__TASK REQUIREMENTS__.
What you produce should be every line from the data that includes "Neuerung".

__EXTRACTED DATA__.

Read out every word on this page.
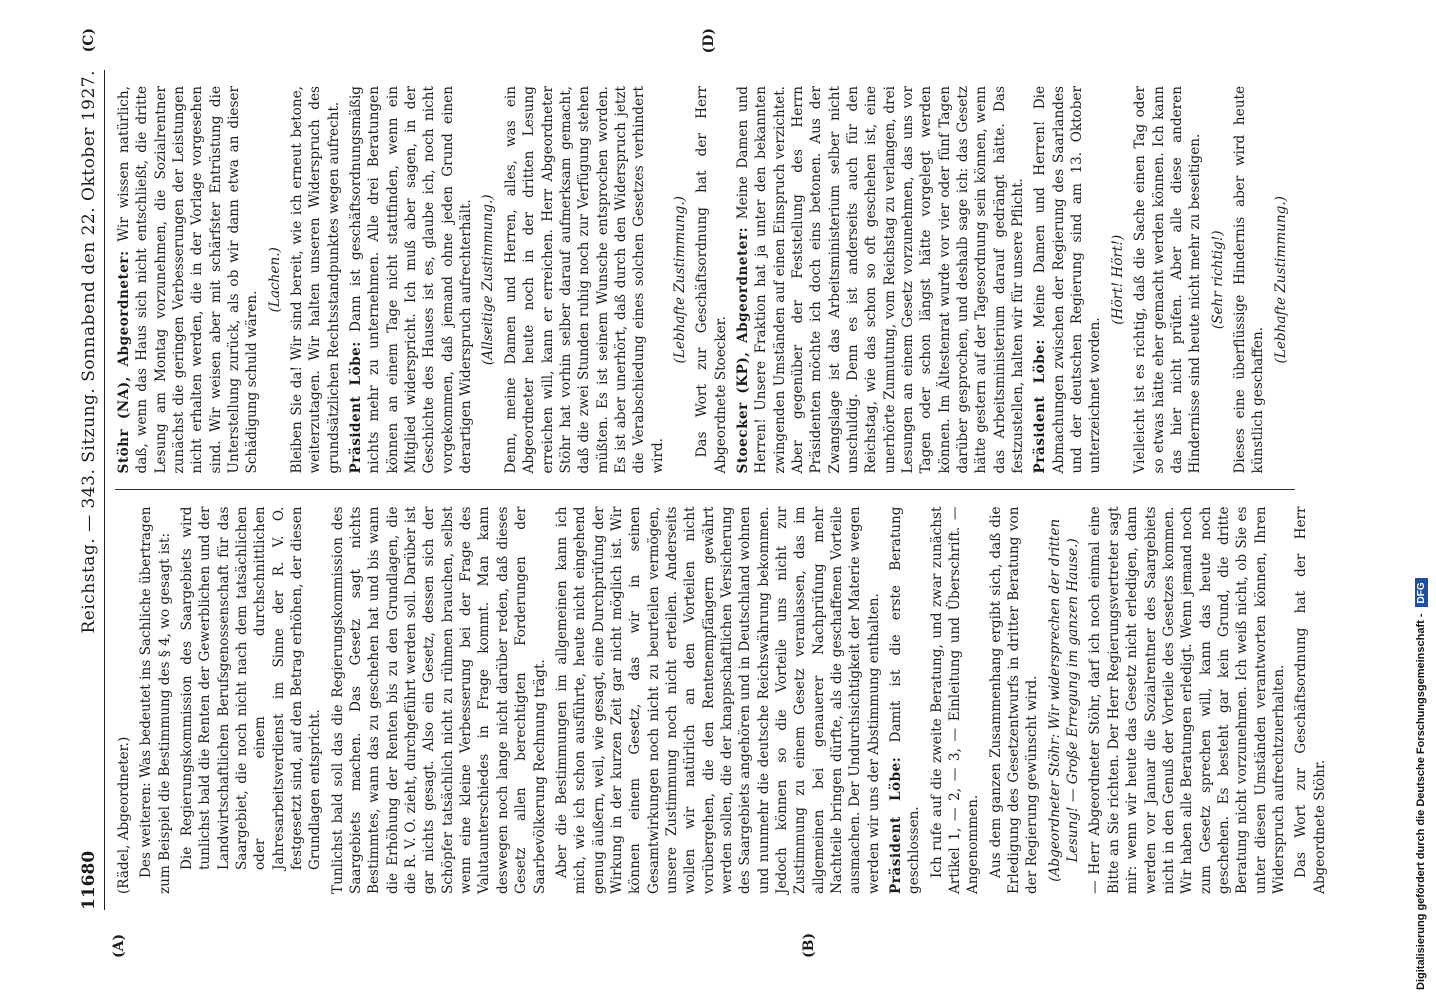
11680
Reichstag. — 343. Sitzung. Sonnabend den 22. Oktober 1927.

(Rädel, Abgeordneter.) Des weiteren: Was bedeutet ins Sachliche übertragen zum Beispiel die Bestimmung des § 4, wo gesagt ist: Die Regierungskommission des Saargebiets wird tunlichst bald die Renten der Gewerblichen und der Landwirtschaftlichen Berufsgenossenschaft für das Saargebiet, die noch nicht nach dem tatsächlichen oder einem durchschnittlichen Jahresarbeitsverdienst im Sinne der R. V. O. festgesetzt sind, auf den Betrag erhöhen, der diesen Grundlagen entspricht. Tunlichst bald soll das die Regierungskommission des Saargebiets machen. Das Gesetz sagt nichts Bestimmtes, wann das zu geschehen hat und bis wann die Erhöhung der Renten bis zu den Grundlagen, die die R. V. O. zieht, durchgeführt werden soll. Darüber ist gar nichts gesagt. Also ein Gesetz, dessen sich der Schöpfer tatsächlich nicht zu rühmen brauchen, selbst wenn eine kleine Verbesserung bei der Frage des Valutaunterschiedes in Frage kommt. Man kann deswegen noch lange nicht darüber reden, daß dieses Gesetz allen berechtigten Forderungen der Saarbevölkerung Rechnung trägt. Aber die Bestimmungen im allgemeinen kann ich mich, wie ich schon ausführte, heute nicht eingehend genug äußern, weil, wie gesagt, eine Durchprüfung der Wirkung in der kurzen Zeit gar nicht möglich ist. Wir können einem Gesetz, das wir in seinen Gesamtwirkungen noch nicht zu beurteilen vermögen, unsere Zustimmung noch nicht erteilen. Anderseits wollen wir natürlich an den Vorteilen nicht vorübergehen, die den Rentenempfängern gewährt werden sollen, die der knappschaftlichen Versicherung des Saargebiets angehören und in Deutschland wohnen und nunmehr die deutsche Reichswährung bekommen. Jedoch können so die Vorteile uns nicht zur Zustimmung zu einem Gesetz veranlassen, das im allgemeinen bei genauerer Nachprüfung mehr Nachteile bringen dürfte, als die geschaffenen Vorteile ausmachen. Der Undurchsichtigkeit der Materie wegen werden wir uns der Abstimmung enthalten. Präsident Löbe: Damit ist die erste Beratung geschlossen. Ich rufe auf die zweite Beratung, und zwar zunächst Artikel 1, — 2, — 3, — Einleitung und Überschrift. — Angenommen. Aus dem ganzen Zusammenhang ergibt sich, daß die Erledigung des Gesetzentwurfs in dritter Beratung von der Regierung gewünscht wird. (Abgeordneter Stöhr: Wir widersprechen der dritten Lesung! — Große Erregung im ganzen Hause.) — Herr Abgeordneter Stöhr, darf ich noch einmal eine Bitte an Sie richten. Der Herr Regierungsvertreter sagt mir: wenn wir heute das Gesetz nicht erledigen, dann werden vor Januar die Sozialrentner des Saargebiets nicht in den Genuß der Vorteile des Gesetzes kommen. Wir haben alle Beratungen erledigt. Wenn jemand noch zum Gesetz sprechen will, kann das heute noch geschehen. Es besteht gar kein Grund, die dritte Beratung nicht vorzunehmen. Ich weiß nicht, ob Sie es unter diesen Umständen verantworten können, Ihren Widerspruch aufrechtzuerhalten. Das Wort zur Geschäftsordnung hat der Herr Abgeordnete Stöhr.

Stöhr (NA), Abgeordneter: Wir wissen natürlich, daß, wenn das Haus sich nicht entschließt, die dritte Lesung am Montag vorzunehmen, die Sozialrentner zunächst die geringen Verbesserungen der Leistungen nicht erhalten werden, die in der Vorlage vorgesehen sind. Wir weisen aber mit schärfster Entrüstung die Unterstellung zurück, als ob wir dann etwa an dieser Schädigung schuld wären.

(Lachen.) Bleiben Sie da! Wir sind bereit, wie ich erneut betone, weiterzutagen. Wir halten unseren Widerspruch des grundsätzlichen Rechtsstandpunktes wegen aufrecht. Präsident Löbe: Dann ist geschäftsordnungsmäßig nichts mehr zu unternehmen. Alle drei Beratungen können an einem Tage nicht stattfinden, wenn ein Mitglied widerspricht. Ich muß aber sagen, in der Geschichte des Hauses ist es, glaube ich, noch nicht vorgekommen, daß jemand ohne jeden Grund einen derartigen Widerspruch aufrechterhält. (Allseitige Zustimmung.) Denn, meine Damen und Herren, alles, was ein Abgeordneter heute noch in der dritten Lesung erreichen will, kann er erreichen. Herr Abgeordneter Stöhr hat vorhin selber darauf aufmerksam gemacht, daß die zwei Stunden ruhig noch zur Verfügung stehen müßten. Es ist seinem Wunsche entsprochen worden. Es ist aber unerhört, daß durch den Widerspruch jetzt die Verabschiedung eines solchen Gesetzes verhindert wird.

(Lebhafte Zustimmung.) Das Wort zur Geschäftsordnung hat der Herr Abgeordnete Stoecker. Stoecker (KP), Abgeordneter: Meine Damen und Herren! Unsere Fraktion hat ja unter den bekannten zwingenden Umständen auf einen Einspruch verzichtet. Aber gegenüber der Feststellung des Herrn Präsidenten möchte ich doch eins betonen. Aus der Zwangslage ist das Arbeitsministerium selber nicht unschuldig. Denn es ist anderseits auch für den Reichstag, wie das schon so oft geschehen ist, eine unerhörte Zumutung, vom Reichstag zu verlangen, drei Lesungen an einem Gesetz vorzunehmen, das uns vor Tagen oder schon längst hätte vorgelegt werden können. Im Ältestenrat wurde vor vier oder fünf Tagen darüber gesprochen, und deshalb sage ich: das Gesetz hätte gestern auf der Tagesordnung sein können, wenn das Arbeitsministerium darauf gedrängt hätte. Das festzustellen, halten wir für unsere Pflicht. Präsident Löbe: Meine Damen und Herren! Die Abmachungen zwischen der Regierung des Saarlandes und der deutschen Regierung sind am 13. Oktober unterzeichnet worden.

(Hört! Hört!) Vielleicht ist es richtig, daß die Sache einen Tag oder so etwas hätte eher gemacht werden können. Ich kann das hier nicht prüfen. Aber alle diese anderen Hindernisse sind heute nicht mehr zu beseitigen. (Sehr richtig!) Dieses eine überflüssige Hindernis aber wird heute künstlich geschaffen.

(Lebhafte Zustimmung.)

(A)	(B)
(C)	(D)
Digitalisierung gefördert durch die Deutsche Forschungsgemeinschaft -
DFG
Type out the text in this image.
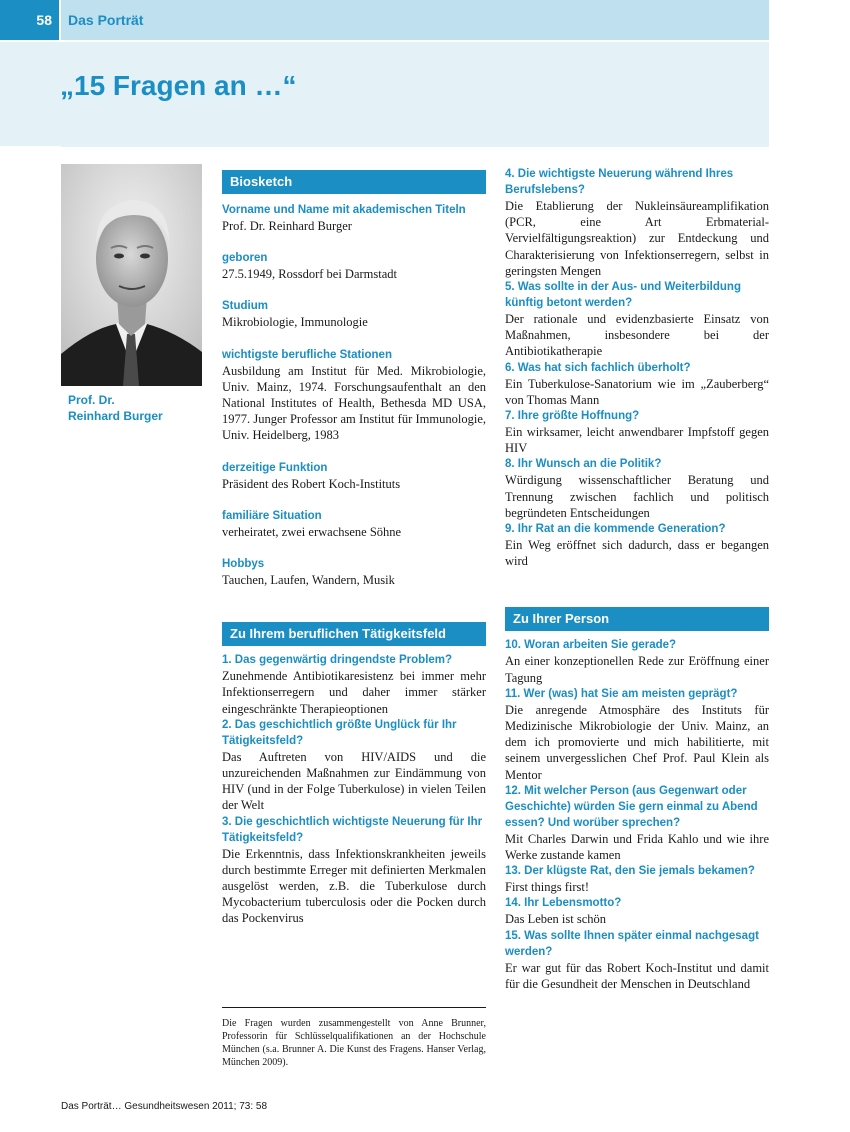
58	Das Porträt
„15 Fragen an …“
Prof. Dr.
Reinhard Burger
Biosketch
Vorname und Name mit akademischen Titeln
Prof. Dr. Reinhard Burger
geboren
27.5.1949, Rossdorf bei Darmstadt
Studium
Mikrobiologie, Immunologie
wichtigste berufliche Stationen
Ausbildung am Institut für Med. Mikrobiologie, Univ. Mainz, 1974. Forschungsaufenthalt an den National Institutes of Health, Bethesda MD USA, 1977. Junger Professor am Institut für Immunologie, Univ. Heidelberg, 1983
derzeitige Funktion
Präsident des Robert Koch-Instituts
familiäre Situation
verheiratet, zwei erwachsene Söhne
Hobbys
Tauchen, Laufen, Wandern, Musik
Zu Ihrem beruflichen Tätigkeitsfeld
1. Das gegenwärtig dringendste Problem?
Zunehmende Antibiotikaresistenz bei immer mehr Infektionserregern und daher immer stärker eingeschränkte Therapieoptionen
2. Das geschichtlich größte Unglück für Ihr Tätigkeitsfeld?
Das Auftreten von HIV/AIDS und die unzureichenden Maßnahmen zur Eindämmung von HIV (und in der Folge Tuberkulose) in vielen Teilen der Welt
3. Die geschichtlich wichtigste Neuerung für Ihr Tätigkeitsfeld?
Die Erkenntnis, dass Infektionskrankheiten jeweils durch bestimmte Erreger mit definierten Merkmalen ausgelöst werden, z.B. die Tuberkulose durch Mycobacterium tuberculosis oder die Pocken durch das Pockenvirus
4. Die wichtigste Neuerung während Ihres Berufslebens?
Die Etablierung der Nukleinsäureamplifikation (PCR, eine Art Erbmaterial-Vervielfältigungsreaktion) zur Entdeckung und Charakterisierung von Infektionserregern, selbst in geringsten Mengen
5. Was sollte in der Aus- und Weiterbildung künftig betont werden?
Der rationale und evidenzbasierte Einsatz von Maßnahmen, insbesondere bei der Antibiotikatherapie
6. Was hat sich fachlich überholt?
Ein Tuberkulose-Sanatorium wie im „Zauberberg“ von Thomas Mann
7. Ihre größte Hoffnung?
Ein wirksamer, leicht anwendbarer Impfstoff gegen HIV
8. Ihr Wunsch an die Politik?
Würdigung wissenschaftlicher Beratung und Trennung zwischen fachlich und politisch begründeten Entscheidungen
9. Ihr Rat an die kommende Generation?
Ein Weg eröffnet sich dadurch, dass er begangen wird
Zu Ihrer Person
10. Woran arbeiten Sie gerade?
An einer konzeptionellen Rede zur Eröffnung einer Tagung
11. Wer (was) hat Sie am meisten geprägt?
Die anregende Atmosphäre des Instituts für Medizinische Mikrobiologie der Univ. Mainz, an dem ich promovierte und mich habilitierte, mit seinem unvergesslichen Chef Prof. Paul Klein als Mentor
12. Mit welcher Person (aus Gegenwart oder Geschichte) würden Sie gern einmal zu Abend essen? Und worüber sprechen?
Mit Charles Darwin und Frida Kahlo und wie ihre Werke zustande kamen
13. Der klügste Rat, den Sie jemals bekamen?
First things first!
14. Ihr Lebensmotto?
Das Leben ist schön
15. Was sollte Ihnen später einmal nachgesagt werden?
Er war gut für das Robert Koch-Institut und damit für die Gesundheit der Menschen in Deutschland
Die Fragen wurden zusammengestellt von Anne Brunner, Professorin für Schlüsselqualifikationen an der Hochschule München (s.a. Brunner A. Die Kunst des Fragens. Hanser Verlag, München 2009).
Das Porträt… Gesundheitswesen 2011; 73: 58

__RESULT OF THIS EXERCISE__.
3. Die geschichtlich wichtigste Neuerung für Ihr Tätigkeitsfeld?
4. Die wichtigste Neuerung während Ihres Berufslebens?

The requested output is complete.